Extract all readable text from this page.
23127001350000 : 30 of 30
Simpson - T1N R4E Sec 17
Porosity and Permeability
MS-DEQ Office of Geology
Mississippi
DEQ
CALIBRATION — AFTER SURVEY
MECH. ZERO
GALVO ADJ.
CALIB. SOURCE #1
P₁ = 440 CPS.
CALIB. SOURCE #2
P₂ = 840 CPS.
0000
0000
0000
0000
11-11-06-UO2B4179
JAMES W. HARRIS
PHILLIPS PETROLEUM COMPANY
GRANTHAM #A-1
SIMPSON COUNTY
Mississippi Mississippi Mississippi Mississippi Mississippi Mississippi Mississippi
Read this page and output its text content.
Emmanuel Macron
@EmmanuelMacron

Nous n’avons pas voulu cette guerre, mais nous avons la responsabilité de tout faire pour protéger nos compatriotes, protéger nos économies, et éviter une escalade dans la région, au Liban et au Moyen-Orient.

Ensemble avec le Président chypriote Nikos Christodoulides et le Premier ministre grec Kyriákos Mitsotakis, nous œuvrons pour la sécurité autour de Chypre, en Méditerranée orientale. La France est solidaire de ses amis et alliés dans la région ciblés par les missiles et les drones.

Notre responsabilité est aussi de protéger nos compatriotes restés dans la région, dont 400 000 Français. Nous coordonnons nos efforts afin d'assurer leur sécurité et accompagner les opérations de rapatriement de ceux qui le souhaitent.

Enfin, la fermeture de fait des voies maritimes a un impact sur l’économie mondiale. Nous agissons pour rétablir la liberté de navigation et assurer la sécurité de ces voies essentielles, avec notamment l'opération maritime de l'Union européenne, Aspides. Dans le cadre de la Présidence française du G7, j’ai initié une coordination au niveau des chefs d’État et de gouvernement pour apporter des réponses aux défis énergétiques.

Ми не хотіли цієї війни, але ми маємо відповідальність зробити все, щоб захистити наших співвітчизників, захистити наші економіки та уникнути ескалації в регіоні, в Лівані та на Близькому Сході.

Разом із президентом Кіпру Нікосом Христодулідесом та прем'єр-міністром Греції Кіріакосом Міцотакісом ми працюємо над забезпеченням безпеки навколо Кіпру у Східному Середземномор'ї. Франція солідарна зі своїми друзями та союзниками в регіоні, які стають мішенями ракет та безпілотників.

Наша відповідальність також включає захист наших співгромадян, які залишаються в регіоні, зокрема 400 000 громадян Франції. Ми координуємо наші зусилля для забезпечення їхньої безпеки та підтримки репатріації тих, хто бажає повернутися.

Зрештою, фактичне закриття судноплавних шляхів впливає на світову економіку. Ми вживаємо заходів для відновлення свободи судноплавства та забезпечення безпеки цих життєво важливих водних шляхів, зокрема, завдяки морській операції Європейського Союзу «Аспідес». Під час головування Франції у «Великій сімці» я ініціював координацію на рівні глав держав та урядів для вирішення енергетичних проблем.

==

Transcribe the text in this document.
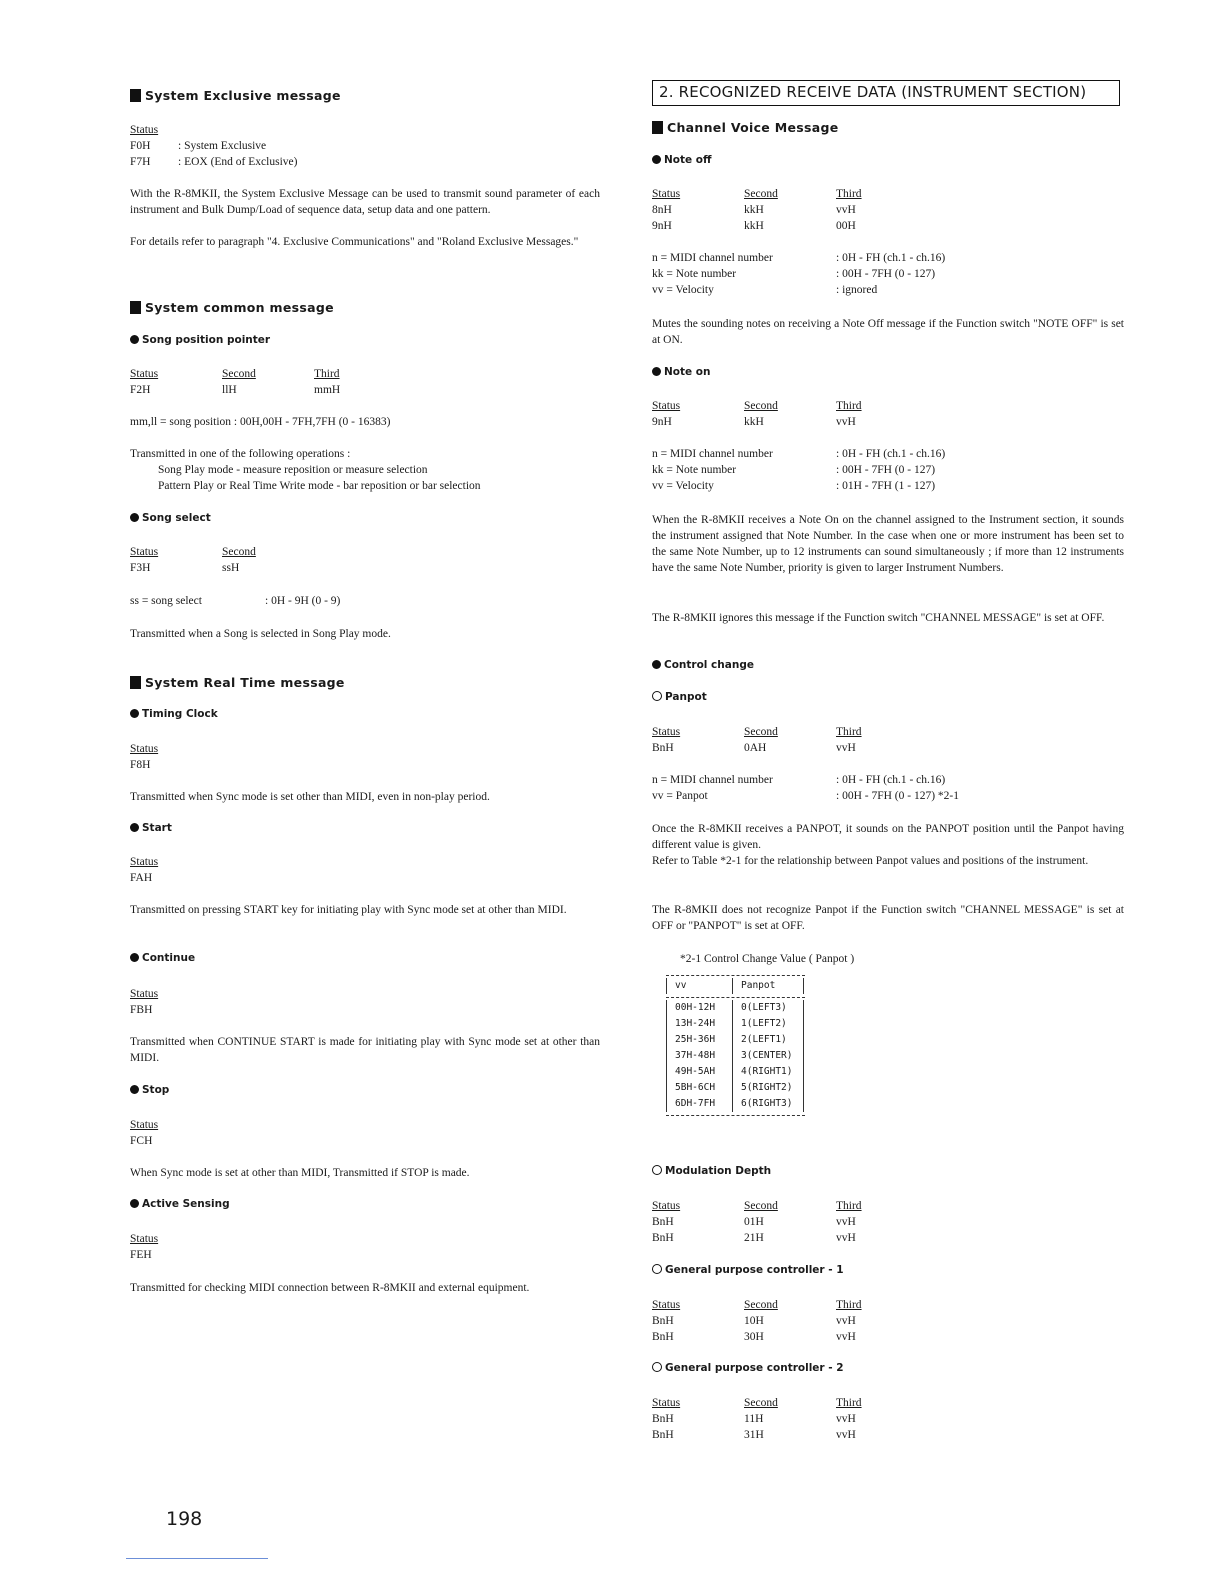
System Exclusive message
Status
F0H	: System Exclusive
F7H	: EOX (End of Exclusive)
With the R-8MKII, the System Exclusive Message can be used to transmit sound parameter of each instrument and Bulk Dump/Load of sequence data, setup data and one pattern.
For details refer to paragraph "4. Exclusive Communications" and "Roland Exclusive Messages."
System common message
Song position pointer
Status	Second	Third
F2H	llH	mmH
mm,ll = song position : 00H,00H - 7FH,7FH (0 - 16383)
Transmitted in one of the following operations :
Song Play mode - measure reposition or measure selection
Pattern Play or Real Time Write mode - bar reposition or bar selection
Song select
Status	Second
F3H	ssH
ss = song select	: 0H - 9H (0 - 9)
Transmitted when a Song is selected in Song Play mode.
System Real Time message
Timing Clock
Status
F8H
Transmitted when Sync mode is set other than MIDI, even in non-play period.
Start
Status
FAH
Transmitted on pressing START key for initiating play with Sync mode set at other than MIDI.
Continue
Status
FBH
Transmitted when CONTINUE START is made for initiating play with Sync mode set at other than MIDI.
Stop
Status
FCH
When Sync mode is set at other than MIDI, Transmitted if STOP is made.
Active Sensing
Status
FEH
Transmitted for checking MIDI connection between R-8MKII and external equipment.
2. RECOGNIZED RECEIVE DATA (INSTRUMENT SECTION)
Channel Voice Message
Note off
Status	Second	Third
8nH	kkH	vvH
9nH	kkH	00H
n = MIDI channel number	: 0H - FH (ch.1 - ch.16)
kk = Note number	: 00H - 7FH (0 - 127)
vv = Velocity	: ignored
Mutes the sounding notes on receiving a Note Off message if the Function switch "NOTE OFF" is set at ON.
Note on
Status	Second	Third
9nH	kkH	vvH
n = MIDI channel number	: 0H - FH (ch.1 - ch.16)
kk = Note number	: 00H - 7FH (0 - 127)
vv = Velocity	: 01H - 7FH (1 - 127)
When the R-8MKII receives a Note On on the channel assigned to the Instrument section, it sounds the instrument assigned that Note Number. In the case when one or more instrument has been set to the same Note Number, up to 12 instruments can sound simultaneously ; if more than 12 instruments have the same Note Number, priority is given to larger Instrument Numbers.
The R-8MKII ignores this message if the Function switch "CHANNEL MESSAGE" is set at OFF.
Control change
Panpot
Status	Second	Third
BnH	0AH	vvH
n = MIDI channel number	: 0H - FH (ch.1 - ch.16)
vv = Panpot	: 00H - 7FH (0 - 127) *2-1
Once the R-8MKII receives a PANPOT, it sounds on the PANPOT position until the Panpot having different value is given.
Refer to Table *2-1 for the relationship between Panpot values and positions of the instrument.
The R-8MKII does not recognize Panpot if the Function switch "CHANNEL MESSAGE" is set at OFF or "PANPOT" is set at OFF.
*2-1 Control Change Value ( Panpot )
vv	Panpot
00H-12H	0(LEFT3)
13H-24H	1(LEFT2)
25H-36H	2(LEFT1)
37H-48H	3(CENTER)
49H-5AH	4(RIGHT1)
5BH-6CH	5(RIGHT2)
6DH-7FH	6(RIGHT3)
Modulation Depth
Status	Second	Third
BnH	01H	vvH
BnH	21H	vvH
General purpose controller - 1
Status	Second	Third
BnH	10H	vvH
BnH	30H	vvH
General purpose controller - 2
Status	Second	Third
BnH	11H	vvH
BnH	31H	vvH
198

**Short problem:**
Search the listing above for the string "made". Copy every line that contains it.

**Answer for this exercise:**
Transmitted when CONTINUE START is made for initiating play with Sync mode set at other than MIDI.
When Sync mode is set at other than MIDI, Transmitted if STOP is made.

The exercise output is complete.